-- START --
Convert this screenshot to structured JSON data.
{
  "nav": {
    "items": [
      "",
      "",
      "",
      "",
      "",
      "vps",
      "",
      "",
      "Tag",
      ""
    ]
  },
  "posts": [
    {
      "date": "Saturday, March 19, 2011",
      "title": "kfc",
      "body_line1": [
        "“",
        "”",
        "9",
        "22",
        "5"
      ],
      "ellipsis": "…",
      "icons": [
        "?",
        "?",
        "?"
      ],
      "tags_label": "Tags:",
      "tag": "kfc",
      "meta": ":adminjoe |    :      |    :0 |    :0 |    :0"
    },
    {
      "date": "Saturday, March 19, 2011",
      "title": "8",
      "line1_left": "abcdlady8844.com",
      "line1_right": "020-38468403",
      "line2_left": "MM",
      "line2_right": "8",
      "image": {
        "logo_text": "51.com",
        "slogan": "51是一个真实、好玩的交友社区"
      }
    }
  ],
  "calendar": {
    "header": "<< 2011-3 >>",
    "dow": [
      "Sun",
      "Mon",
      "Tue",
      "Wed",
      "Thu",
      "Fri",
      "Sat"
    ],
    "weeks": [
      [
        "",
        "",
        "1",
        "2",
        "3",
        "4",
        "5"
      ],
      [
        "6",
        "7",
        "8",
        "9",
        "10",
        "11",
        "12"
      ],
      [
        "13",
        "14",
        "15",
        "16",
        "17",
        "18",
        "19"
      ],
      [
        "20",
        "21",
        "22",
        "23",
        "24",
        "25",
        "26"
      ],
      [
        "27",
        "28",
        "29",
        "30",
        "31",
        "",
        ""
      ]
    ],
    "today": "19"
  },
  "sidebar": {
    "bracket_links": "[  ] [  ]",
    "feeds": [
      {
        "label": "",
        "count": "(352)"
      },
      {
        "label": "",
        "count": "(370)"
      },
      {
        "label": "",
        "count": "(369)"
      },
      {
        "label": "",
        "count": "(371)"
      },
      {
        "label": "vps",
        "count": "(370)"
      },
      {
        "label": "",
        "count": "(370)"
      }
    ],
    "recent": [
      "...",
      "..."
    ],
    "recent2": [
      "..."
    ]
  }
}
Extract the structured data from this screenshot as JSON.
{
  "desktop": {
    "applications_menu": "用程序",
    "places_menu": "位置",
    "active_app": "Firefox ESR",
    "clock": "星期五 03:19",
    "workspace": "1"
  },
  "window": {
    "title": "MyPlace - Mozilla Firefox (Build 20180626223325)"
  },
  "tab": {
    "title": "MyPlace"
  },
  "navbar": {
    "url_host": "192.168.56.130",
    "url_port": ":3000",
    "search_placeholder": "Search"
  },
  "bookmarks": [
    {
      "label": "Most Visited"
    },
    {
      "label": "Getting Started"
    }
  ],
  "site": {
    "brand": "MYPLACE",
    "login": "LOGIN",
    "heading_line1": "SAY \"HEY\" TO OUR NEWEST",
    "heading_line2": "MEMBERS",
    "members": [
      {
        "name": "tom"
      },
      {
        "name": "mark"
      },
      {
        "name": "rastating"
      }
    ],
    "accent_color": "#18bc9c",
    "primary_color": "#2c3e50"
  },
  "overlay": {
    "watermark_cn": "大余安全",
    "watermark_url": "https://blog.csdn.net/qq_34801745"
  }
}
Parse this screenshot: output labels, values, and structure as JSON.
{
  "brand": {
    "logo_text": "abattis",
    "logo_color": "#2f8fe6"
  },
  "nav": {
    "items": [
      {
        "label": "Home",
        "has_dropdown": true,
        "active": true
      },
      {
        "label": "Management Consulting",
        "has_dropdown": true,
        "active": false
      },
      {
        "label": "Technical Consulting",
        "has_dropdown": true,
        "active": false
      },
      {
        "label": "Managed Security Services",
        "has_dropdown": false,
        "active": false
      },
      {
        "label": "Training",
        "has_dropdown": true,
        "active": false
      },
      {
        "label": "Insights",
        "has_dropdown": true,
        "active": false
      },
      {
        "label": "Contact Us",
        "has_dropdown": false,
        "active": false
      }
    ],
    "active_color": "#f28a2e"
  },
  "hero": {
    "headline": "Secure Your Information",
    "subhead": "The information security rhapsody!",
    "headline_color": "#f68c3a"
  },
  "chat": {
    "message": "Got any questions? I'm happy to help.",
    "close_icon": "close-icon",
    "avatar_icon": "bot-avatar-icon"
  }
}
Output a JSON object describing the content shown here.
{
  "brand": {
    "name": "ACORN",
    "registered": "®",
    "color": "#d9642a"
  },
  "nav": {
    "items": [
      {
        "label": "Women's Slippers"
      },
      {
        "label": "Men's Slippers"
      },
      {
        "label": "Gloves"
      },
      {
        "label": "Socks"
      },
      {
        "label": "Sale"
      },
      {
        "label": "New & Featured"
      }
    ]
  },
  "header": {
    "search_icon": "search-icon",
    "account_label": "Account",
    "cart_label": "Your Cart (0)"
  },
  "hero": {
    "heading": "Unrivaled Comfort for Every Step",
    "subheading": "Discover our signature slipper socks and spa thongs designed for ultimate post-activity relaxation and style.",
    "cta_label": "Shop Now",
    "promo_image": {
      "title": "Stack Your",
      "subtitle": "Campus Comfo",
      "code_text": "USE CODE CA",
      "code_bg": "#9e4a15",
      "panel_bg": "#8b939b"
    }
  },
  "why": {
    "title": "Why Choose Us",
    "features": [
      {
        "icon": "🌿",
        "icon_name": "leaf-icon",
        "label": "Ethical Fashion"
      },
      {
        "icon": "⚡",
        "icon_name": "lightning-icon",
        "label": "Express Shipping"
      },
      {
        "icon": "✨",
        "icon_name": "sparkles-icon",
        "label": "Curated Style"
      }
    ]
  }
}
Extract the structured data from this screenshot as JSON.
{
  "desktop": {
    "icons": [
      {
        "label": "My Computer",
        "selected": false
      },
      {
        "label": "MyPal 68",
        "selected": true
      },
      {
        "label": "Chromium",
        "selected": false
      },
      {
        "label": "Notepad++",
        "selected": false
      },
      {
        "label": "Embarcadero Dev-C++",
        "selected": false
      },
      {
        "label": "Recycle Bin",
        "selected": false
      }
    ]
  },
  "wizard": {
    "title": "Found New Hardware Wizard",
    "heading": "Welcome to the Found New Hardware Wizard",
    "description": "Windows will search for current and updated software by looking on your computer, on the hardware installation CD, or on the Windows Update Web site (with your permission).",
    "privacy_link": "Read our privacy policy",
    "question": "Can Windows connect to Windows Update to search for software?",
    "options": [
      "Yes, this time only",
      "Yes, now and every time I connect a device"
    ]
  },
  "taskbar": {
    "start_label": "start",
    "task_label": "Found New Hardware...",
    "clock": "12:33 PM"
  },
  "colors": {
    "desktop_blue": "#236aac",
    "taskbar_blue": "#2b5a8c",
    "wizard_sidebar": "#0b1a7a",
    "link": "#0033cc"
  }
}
-- END --
Pull out each line of the entries that contains "Consulting".

- [ANSWER TO THIS TASK]
        "label": "Management Consulting",
        "label": "Technical Consulting",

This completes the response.